→ REQUEST
Only lines with the word "long" are needed; collect each of them from the listing below.

Some records:
▶
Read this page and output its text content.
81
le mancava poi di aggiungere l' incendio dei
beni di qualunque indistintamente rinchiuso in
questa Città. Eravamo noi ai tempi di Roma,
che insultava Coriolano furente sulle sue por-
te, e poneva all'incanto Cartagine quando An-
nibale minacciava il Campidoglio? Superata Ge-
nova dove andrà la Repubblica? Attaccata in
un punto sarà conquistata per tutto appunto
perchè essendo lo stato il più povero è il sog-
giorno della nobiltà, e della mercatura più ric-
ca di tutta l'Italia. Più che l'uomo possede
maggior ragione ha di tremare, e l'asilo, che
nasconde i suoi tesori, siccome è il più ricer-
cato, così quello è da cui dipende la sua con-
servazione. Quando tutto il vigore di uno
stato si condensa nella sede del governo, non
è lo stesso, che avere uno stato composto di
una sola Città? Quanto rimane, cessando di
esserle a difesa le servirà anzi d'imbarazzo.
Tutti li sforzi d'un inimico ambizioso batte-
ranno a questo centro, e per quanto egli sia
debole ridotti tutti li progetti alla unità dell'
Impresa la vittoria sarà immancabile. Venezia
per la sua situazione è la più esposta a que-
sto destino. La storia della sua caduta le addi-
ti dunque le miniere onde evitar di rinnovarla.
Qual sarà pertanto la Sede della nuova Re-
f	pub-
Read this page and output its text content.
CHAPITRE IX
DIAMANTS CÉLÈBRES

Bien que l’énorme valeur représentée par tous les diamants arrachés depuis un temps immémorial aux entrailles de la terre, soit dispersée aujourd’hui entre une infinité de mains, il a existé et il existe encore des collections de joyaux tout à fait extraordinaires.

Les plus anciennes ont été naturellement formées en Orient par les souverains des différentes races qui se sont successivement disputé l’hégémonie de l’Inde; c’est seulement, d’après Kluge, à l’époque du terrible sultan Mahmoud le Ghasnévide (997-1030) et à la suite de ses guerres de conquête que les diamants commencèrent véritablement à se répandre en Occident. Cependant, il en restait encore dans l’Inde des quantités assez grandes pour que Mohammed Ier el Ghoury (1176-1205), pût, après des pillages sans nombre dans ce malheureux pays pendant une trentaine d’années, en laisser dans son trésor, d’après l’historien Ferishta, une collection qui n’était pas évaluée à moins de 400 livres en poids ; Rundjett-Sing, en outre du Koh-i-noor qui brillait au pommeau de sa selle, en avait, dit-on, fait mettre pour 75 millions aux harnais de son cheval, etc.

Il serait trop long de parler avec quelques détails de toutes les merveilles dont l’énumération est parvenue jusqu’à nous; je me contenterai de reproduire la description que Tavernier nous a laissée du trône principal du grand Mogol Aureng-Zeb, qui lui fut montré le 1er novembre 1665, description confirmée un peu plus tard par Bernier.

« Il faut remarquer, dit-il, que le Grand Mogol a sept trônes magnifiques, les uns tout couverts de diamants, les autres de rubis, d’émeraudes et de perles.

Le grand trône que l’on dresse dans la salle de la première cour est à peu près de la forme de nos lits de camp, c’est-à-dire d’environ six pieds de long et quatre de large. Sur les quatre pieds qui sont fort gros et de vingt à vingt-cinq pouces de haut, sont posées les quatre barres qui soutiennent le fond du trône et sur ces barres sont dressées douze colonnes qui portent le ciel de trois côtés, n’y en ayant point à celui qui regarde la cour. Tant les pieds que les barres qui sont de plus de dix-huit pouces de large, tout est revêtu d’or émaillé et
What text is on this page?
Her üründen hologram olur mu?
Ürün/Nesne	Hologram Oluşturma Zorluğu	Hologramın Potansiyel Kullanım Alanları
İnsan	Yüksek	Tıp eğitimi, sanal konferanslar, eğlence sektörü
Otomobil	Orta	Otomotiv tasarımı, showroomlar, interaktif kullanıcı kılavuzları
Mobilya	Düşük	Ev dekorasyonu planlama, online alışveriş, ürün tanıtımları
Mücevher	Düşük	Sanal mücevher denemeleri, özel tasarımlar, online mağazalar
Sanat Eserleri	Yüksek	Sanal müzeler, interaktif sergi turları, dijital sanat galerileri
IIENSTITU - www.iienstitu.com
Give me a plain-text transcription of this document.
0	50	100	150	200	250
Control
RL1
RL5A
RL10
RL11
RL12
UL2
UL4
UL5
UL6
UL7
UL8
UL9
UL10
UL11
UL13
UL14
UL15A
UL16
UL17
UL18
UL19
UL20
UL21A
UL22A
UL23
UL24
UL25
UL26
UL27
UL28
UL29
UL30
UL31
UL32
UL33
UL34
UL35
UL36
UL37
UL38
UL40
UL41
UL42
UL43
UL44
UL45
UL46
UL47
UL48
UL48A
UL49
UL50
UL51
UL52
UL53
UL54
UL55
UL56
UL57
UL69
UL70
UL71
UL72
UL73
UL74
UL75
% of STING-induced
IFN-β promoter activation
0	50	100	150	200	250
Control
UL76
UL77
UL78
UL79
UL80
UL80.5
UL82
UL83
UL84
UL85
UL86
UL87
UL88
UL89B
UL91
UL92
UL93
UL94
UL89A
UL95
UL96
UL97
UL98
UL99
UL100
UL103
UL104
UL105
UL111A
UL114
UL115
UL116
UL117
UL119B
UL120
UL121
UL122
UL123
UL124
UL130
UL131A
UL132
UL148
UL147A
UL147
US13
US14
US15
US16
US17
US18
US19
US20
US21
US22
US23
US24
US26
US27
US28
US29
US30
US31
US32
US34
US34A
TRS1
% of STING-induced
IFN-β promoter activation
◀
→ FULL SOLUTION
Il serait trop long de parler avec quelques détails de toutes les merveilles dont l’énumération est parvenue jusqu’à nous; je me contenterai de reproduire la description que Tavernier nous a laissée du trône principal du grand Mogol Aureng-Zeb, qui lui fut montré le 1er novembre 1665, description confirmée un peu plus tard par Bernier.
Le grand trône que l’on dresse dans la salle de la première cour est à peu près de la forme de nos lits de camp, c’est-à-dire d’environ six pieds de long et quatre de large. Sur les quatre pieds qui sont fort gros et de vingt à vingt-cinq pouces de haut, sont posées les quatre barres qui soutiennent le fond du trône et sur ces barres sont dressées douze colonnes qui portent le ciel de trois côtés, n’y en ayant point à celui qui regarde la cour. Tant les pieds que les barres qui sont de plus de dix-huit pouces de large, tout est revêtu d’or émaillé et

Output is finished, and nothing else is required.